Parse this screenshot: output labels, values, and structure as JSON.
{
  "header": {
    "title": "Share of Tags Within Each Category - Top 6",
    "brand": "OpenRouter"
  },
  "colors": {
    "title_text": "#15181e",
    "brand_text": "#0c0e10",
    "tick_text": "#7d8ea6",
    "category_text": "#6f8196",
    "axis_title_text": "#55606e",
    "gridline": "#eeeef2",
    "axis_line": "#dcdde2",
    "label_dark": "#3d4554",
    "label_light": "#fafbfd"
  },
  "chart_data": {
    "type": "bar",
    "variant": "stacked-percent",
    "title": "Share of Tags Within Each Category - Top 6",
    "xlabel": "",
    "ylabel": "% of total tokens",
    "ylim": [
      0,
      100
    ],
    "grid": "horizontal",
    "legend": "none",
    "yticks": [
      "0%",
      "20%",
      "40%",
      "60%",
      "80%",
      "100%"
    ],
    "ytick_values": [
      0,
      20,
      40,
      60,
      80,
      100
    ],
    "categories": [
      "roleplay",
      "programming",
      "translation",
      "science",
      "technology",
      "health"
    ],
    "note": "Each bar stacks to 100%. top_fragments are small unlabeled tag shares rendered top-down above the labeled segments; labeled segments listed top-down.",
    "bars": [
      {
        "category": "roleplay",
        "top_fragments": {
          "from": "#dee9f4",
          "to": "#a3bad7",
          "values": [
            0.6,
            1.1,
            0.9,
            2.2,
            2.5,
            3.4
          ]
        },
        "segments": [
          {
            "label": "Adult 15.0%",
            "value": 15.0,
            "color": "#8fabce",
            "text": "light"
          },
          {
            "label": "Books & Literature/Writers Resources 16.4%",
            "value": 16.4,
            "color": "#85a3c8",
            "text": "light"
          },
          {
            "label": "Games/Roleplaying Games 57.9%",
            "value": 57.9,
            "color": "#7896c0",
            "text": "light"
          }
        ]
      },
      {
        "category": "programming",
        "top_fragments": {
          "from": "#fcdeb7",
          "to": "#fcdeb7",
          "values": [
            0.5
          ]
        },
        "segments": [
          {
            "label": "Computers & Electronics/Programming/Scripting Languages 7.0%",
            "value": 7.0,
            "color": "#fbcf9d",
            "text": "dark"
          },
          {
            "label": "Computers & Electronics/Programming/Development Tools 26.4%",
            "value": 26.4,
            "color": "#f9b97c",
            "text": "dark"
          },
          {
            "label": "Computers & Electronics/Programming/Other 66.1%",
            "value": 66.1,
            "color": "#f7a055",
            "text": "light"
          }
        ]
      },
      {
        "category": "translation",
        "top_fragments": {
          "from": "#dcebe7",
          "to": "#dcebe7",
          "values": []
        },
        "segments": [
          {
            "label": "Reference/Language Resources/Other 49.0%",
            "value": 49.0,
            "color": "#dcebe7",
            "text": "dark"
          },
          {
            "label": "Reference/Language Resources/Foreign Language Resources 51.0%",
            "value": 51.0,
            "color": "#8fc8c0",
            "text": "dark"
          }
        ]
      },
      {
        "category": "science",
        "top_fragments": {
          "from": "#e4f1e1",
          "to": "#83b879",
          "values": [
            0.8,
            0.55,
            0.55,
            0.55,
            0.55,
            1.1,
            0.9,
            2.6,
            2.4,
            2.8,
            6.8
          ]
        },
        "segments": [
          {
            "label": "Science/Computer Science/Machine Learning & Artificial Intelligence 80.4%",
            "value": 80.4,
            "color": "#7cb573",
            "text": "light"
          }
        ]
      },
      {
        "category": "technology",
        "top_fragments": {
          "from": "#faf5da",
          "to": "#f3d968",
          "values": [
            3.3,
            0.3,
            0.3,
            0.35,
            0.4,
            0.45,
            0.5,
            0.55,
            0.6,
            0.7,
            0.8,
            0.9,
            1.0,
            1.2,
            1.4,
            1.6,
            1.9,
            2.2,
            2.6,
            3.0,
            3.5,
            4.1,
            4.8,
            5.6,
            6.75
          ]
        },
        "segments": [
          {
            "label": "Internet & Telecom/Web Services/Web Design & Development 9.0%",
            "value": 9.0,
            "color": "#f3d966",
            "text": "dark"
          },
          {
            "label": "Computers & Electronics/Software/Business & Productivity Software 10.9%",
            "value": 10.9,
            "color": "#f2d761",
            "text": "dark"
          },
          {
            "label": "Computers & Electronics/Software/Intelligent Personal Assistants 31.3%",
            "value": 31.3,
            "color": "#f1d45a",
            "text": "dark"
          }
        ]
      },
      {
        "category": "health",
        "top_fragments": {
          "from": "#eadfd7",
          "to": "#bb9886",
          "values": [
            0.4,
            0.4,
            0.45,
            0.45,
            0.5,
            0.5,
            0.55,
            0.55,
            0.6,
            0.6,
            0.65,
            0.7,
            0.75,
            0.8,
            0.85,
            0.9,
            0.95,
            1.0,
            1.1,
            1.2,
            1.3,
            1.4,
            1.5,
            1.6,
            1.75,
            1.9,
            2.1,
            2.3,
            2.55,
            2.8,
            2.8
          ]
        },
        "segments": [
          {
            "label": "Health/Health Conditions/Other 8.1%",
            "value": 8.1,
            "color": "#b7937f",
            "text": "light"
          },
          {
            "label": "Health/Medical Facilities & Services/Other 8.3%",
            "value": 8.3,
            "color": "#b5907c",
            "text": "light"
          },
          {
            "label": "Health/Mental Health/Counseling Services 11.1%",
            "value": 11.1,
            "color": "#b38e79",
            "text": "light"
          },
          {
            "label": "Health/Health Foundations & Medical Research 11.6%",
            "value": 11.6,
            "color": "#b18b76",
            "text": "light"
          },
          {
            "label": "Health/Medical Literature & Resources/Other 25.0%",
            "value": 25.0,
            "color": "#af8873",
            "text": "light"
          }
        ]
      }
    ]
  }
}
——
Problem to solve → Exactly reproduce the material above.

Correct response →
Parse this screenshot: output labels, values, and structure as JSON.
{
  "header": {
    "title": "Share of Tags Within Each Category - Top 6",
    "brand": "OpenRouter"
  },
  "colors": {
    "title_text": "#15181e",
    "brand_text": "#0c0e10",
    "tick_text": "#7d8ea6",
    "category_text": "#6f8196",
    "axis_title_text": "#55606e",
    "gridline": "#eeeef2",
    "axis_line": "#dcdde2",
    "label_dark": "#3d4554",
    "label_light": "#fafbfd"
  },
  "chart_data": {
    "type": "bar",
    "variant": "stacked-percent",
    "title": "Share of Tags Within Each Category - Top 6",
    "xlabel": "",
    "ylabel": "% of total tokens",
    "ylim": [
      0,
      100
    ],
    "grid": "horizontal",
    "legend": "none",
    "yticks": [
      "0%",
      "20%",
      "40%",
      "60%",
      "80%",
      "100%"
    ],
    "ytick_values": [
      0,
      20,
      40,
      60,
      80,
      100
    ],
    "categories": [
      "roleplay",
      "programming",
      "translation",
      "science",
      "technology",
      "health"
    ],
    "note": "Each bar stacks to 100%. top_fragments are small unlabeled tag shares rendered top-down above the labeled segments; labeled segments listed top-down.",
    "bars": [
      {
        "category": "roleplay",
        "top_fragments": {
          "from": "#dee9f4",
          "to": "#a3bad7",
          "values": [
            0.6,
            1.1,
            0.9,
            2.2,
            2.5,
            3.4
          ]
        },
        "segments": [
          {
            "label": "Adult 15.0%",
            "value": 15.0,
            "color": "#8fabce",
            "text": "light"
          },
          {
            "label": "Books & Literature/Writers Resources 16.4%",
            "value": 16.4,
            "color": "#85a3c8",
            "text": "light"
          },
          {
            "label": "Games/Roleplaying Games 57.9%",
            "value": 57.9,
            "color": "#7896c0",
            "text": "light"
          }
        ]
      },
      {
        "category": "programming",
        "top_fragments": {
          "from": "#fcdeb7",
          "to": "#fcdeb7",
          "values": [
            0.5
          ]
        },
        "segments": [
          {
            "label": "Computers & Electronics/Programming/Scripting Languages 7.0%",
            "value": 7.0,
            "color": "#fbcf9d",
            "text": "dark"
          },
          {
            "label": "Computers & Electronics/Programming/Development Tools 26.4%",
            "value": 26.4,
            "color": "#f9b97c",
            "text": "dark"
          },
          {
            "label": "Computers & Electronics/Programming/Other 66.1%",
            "value": 66.1,
            "color": "#f7a055",
            "text": "light"
          }
        ]
      },
      {
        "category": "translation",
        "top_fragments": {
          "from": "#dcebe7",
          "to": "#dcebe7",
          "values": []
        },
        "segments": [
          {
            "label": "Reference/Language Resources/Other 49.0%",
            "value": 49.0,
            "color": "#dcebe7",
            "text": "dark"
          },
          {
            "label": "Reference/Language Resources/Foreign Language Resources 51.0%",
            "value": 51.0,
            "color": "#8fc8c0",
            "text": "dark"
          }
        ]
      },
      {
        "category": "science",
        "top_fragments": {
          "from": "#e4f1e1",
          "to": "#83b879",
          "values": [
            0.8,
            0.55,
            0.55,
            0.55,
            0.55,
            1.1,
            0.9,
            2.6,
            2.4,
            2.8,
            6.8
          ]
        },
        "segments": [
          {
            "label": "Science/Computer Science/Machine Learning & Artificial Intelligence 80.4%",
            "value": 80.4,
            "color": "#7cb573",
            "text": "light"
          }
        ]
      },
      {
        "category": "technology",
        "top_fragments": {
          "from": "#faf5da",
          "to": "#f3d968",
          "values": [
            3.3,
            0.3,
            0.3,
            0.35,
            0.4,
            0.45,
            0.5,
            0.55,
            0.6,
            0.7,
            0.8,
            0.9,
            1.0,
            1.2,
            1.4,
            1.6,
            1.9,
            2.2,
            2.6,
            3.0,
            3.5,
            4.1,
            4.8,
            5.6,
            6.75
          ]
        },
        "segments": [
          {
            "label": "Internet & Telecom/Web Services/Web Design & Development 9.0%",
            "value": 9.0,
            "color": "#f3d966",
            "text": "dark"
          },
          {
            "label": "Computers & Electronics/Software/Business & Productivity Software 10.9%",
            "value": 10.9,
            "color": "#f2d761",
            "text": "dark"
          },
          {
            "label": "Computers & Electronics/Software/Intelligent Personal Assistants 31.3%",
            "value": 31.3,
            "color": "#f1d45a",
            "text": "dark"
          }
        ]
      },
      {
        "category": "health",
        "top_fragments": {
          "from": "#eadfd7",
          "to": "#bb9886",
          "values": [
            0.4,
            0.4,
            0.45,
            0.45,
            0.5,
            0.5,
            0.55,
            0.55,
            0.6,
            0.6,
            0.65,
            0.7,
            0.75,
            0.8,
            0.85,
            0.9,
            0.95,
            1.0,
            1.1,
            1.2,
            1.3,
            1.4,
            1.5,
            1.6,
            1.75,
            1.9,
            2.1,
            2.3,
            2.55,
            2.8,
            2.8
          ]
        },
        "segments": [
          {
            "label": "Health/Health Conditions/Other 8.1%",
            "value": 8.1,
            "color": "#b7937f",
            "text": "light"
          },
          {
            "label": "Health/Medical Facilities & Services/Other 8.3%",
            "value": 8.3,
            "color": "#b5907c",
            "text": "light"
          },
          {
            "label": "Health/Mental Health/Counseling Services 11.1%",
            "value": 11.1,
            "color": "#b38e79",
            "text": "light"
          },
          {
            "label": "Health/Health Foundations & Medical Research 11.6%",
            "value": 11.6,
            "color": "#b18b76",
            "text": "light"
          },
          {
            "label": "Health/Medical Literature & Resources/Other 25.0%",
            "value": 25.0,
            "color": "#af8873",
            "text": "light"
          }
        ]
      }
    ]
  }
}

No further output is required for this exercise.